[Begin Provided material]

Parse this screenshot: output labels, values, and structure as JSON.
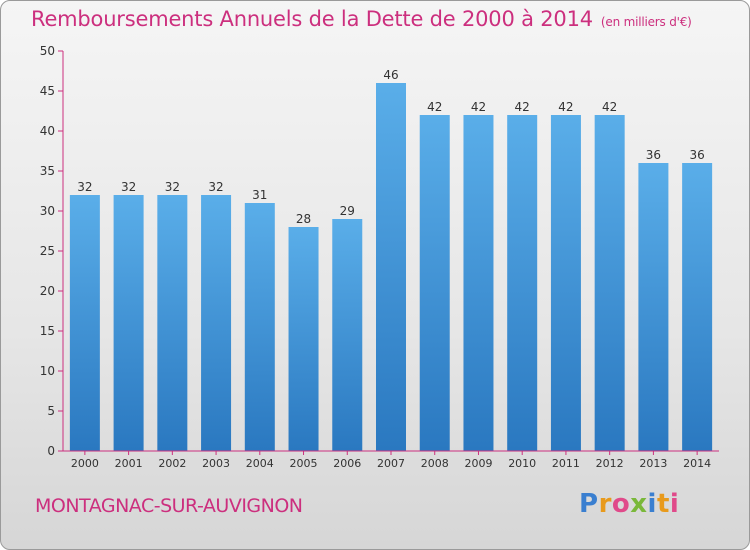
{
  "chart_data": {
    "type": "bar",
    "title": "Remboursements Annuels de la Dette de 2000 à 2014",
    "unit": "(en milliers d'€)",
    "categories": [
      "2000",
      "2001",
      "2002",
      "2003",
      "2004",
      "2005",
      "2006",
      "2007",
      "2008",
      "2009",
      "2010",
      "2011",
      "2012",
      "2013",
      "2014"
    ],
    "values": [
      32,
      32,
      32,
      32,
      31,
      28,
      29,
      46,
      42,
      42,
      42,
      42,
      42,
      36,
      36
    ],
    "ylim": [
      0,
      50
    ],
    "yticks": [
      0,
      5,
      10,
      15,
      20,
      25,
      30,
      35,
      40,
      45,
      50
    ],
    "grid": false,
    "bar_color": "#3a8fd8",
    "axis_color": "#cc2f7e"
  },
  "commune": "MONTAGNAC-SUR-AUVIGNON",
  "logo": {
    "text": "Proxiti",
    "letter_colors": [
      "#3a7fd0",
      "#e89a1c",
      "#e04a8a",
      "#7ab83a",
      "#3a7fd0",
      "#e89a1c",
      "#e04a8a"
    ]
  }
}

[End Provided material]

**Instructions for the task**
Print each record exactly as it stands, leaving the images out.

**The solution**
Parse this screenshot: output labels, values, and structure as JSON.
{
  "chart_data": {
    "type": "bar",
    "title": "Remboursements Annuels de la Dette de 2000 à 2014",
    "unit": "(en milliers d'€)",
    "categories": [
      "2000",
      "2001",
      "2002",
      "2003",
      "2004",
      "2005",
      "2006",
      "2007",
      "2008",
      "2009",
      "2010",
      "2011",
      "2012",
      "2013",
      "2014"
    ],
    "values": [
      32,
      32,
      32,
      32,
      31,
      28,
      29,
      46,
      42,
      42,
      42,
      42,
      42,
      36,
      36
    ],
    "ylim": [
      0,
      50
    ],
    "yticks": [
      0,
      5,
      10,
      15,
      20,
      25,
      30,
      35,
      40,
      45,
      50
    ],
    "grid": false,
    "bar_color": "#3a8fd8",
    "axis_color": "#cc2f7e"
  },
  "commune": "MONTAGNAC-SUR-AUVIGNON",
  "logo": {
    "text": "Proxiti",
    "letter_colors": [
      "#3a7fd0",
      "#e89a1c",
      "#e04a8a",
      "#7ab83a",
      "#3a7fd0",
      "#e89a1c",
      "#e04a8a"
    ]
  }
}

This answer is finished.